# EXERCISE OBJECTIVE
Search the listing below for the string "consider" and show each line that contains it.

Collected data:
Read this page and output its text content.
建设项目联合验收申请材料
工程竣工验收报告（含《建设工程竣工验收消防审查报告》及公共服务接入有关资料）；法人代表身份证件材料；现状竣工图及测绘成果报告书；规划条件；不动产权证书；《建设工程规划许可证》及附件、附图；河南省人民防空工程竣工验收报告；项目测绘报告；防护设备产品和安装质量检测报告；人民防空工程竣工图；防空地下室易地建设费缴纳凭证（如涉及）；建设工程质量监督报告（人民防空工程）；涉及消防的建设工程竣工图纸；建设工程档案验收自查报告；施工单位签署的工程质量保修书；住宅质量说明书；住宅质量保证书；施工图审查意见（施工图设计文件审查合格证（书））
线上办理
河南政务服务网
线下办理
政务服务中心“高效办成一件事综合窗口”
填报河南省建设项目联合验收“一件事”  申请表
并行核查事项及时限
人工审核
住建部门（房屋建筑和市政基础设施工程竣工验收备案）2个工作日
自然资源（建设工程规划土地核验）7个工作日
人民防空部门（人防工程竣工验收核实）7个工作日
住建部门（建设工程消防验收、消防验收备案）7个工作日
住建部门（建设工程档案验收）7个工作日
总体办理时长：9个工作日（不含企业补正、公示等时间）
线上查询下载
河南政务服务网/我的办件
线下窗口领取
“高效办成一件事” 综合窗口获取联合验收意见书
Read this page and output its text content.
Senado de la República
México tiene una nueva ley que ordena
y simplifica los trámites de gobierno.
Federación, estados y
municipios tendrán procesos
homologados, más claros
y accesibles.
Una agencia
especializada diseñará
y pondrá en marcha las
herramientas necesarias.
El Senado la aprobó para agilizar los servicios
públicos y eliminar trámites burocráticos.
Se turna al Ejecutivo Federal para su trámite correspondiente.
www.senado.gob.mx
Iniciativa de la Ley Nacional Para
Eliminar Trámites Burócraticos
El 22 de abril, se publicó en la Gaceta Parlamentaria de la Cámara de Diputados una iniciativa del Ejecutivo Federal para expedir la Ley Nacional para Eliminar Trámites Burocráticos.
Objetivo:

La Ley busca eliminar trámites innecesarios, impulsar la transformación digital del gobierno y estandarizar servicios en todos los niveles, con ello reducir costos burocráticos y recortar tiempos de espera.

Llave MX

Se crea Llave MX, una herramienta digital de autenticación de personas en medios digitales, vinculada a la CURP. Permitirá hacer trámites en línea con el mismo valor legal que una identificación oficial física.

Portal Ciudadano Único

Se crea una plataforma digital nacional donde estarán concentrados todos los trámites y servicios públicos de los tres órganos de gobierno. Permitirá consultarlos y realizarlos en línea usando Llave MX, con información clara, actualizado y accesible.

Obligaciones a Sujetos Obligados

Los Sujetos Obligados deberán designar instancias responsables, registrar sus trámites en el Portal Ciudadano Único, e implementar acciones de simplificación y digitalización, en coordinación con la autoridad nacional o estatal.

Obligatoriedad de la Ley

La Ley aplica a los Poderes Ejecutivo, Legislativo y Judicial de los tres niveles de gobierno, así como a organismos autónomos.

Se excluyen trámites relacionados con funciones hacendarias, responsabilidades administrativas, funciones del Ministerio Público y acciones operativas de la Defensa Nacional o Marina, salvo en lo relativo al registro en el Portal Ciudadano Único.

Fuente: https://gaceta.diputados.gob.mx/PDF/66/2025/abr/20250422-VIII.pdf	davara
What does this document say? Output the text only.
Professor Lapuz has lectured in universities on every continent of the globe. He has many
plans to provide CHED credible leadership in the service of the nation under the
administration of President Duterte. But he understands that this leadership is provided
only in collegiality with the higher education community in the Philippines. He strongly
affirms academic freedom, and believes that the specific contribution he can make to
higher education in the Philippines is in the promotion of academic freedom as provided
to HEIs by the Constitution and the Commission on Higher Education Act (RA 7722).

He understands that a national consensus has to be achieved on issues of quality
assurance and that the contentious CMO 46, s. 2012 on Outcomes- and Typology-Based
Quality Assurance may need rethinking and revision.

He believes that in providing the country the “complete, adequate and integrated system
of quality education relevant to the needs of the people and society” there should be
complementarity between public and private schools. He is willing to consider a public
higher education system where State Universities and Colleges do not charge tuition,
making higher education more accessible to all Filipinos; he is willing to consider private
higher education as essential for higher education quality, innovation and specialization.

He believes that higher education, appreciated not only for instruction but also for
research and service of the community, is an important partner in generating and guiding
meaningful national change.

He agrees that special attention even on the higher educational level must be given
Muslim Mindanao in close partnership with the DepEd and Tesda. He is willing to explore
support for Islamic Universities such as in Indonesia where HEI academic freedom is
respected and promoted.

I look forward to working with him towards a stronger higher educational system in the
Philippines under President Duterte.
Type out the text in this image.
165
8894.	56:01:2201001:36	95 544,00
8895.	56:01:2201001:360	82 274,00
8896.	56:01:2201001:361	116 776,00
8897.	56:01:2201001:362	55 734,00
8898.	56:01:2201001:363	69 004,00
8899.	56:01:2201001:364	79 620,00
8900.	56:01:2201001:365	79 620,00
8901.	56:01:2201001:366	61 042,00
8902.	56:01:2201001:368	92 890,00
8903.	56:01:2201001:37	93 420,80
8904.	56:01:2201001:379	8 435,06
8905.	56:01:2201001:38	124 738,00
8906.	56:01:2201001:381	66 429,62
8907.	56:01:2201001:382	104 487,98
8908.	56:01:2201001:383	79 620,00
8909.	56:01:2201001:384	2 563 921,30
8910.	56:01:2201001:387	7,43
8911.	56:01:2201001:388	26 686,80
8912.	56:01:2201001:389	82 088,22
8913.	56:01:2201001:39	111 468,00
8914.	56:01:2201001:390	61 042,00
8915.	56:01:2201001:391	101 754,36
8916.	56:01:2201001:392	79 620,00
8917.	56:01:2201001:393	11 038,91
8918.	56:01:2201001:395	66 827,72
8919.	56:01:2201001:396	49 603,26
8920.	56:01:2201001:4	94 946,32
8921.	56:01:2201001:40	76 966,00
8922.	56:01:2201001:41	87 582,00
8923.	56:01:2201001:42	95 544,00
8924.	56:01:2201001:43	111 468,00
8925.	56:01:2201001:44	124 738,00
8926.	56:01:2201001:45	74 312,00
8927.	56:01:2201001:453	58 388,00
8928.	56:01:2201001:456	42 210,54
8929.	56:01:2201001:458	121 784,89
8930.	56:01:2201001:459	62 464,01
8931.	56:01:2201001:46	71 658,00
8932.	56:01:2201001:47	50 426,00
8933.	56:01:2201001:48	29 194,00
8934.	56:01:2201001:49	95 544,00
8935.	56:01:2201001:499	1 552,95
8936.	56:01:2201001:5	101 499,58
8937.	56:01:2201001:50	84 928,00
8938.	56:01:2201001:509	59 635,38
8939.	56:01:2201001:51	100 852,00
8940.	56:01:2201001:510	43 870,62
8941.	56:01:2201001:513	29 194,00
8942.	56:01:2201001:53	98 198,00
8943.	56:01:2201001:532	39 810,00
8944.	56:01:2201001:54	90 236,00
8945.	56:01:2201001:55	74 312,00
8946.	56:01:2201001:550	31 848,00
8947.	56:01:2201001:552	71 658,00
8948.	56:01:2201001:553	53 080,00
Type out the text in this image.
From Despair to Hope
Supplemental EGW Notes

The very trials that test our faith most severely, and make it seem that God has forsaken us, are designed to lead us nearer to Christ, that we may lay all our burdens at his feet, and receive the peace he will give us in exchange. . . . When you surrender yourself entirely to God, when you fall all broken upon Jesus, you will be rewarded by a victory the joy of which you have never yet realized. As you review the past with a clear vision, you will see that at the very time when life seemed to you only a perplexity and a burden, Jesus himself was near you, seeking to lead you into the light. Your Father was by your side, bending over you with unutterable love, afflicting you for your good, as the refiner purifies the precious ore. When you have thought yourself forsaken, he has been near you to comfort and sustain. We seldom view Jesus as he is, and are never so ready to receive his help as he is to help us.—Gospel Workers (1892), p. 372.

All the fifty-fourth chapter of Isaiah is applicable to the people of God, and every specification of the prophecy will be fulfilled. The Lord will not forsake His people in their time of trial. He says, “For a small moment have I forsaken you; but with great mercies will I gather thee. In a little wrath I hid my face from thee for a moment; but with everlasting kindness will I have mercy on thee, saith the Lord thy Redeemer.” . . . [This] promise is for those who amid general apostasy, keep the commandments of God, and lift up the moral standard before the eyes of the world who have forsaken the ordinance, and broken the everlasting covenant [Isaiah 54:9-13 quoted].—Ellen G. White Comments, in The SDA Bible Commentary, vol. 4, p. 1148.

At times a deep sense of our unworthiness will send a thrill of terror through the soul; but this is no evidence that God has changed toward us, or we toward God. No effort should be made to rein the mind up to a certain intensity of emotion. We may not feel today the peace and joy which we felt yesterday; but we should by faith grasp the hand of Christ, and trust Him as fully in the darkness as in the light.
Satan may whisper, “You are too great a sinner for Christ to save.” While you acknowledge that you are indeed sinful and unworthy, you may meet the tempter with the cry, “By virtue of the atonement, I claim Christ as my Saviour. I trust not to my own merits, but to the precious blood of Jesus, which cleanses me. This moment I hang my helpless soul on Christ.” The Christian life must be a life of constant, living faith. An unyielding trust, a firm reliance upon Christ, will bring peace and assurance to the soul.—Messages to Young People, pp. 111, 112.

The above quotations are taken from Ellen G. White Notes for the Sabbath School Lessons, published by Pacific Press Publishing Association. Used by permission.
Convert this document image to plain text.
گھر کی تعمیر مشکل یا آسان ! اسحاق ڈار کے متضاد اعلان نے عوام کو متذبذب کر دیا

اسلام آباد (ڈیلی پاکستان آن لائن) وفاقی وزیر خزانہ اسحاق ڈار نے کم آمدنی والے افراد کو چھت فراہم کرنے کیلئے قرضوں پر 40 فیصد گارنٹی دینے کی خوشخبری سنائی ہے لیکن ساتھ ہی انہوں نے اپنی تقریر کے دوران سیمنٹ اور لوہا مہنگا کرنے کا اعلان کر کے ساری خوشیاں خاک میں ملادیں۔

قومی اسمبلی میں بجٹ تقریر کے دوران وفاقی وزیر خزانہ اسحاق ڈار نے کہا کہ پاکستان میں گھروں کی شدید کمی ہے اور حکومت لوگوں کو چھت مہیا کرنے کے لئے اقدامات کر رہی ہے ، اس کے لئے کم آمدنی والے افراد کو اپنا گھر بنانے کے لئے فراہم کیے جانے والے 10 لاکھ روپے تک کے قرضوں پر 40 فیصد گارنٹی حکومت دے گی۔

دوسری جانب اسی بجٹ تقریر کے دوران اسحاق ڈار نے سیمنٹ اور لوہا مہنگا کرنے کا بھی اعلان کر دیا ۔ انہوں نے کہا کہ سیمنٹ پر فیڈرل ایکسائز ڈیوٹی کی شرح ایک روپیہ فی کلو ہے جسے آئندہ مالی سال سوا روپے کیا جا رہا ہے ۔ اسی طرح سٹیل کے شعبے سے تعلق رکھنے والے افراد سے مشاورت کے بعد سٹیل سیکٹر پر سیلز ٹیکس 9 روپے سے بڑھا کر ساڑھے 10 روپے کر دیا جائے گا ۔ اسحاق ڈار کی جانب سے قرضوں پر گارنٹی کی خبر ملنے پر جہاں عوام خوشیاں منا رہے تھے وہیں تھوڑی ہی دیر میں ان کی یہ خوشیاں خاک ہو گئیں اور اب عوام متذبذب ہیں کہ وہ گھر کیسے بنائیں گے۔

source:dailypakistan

# OUTPUT FOR THIS EXERCISE
complementarity between public and private schools. He is willing to consider a public
making higher education more accessible to all Filipinos; he is willing to consider private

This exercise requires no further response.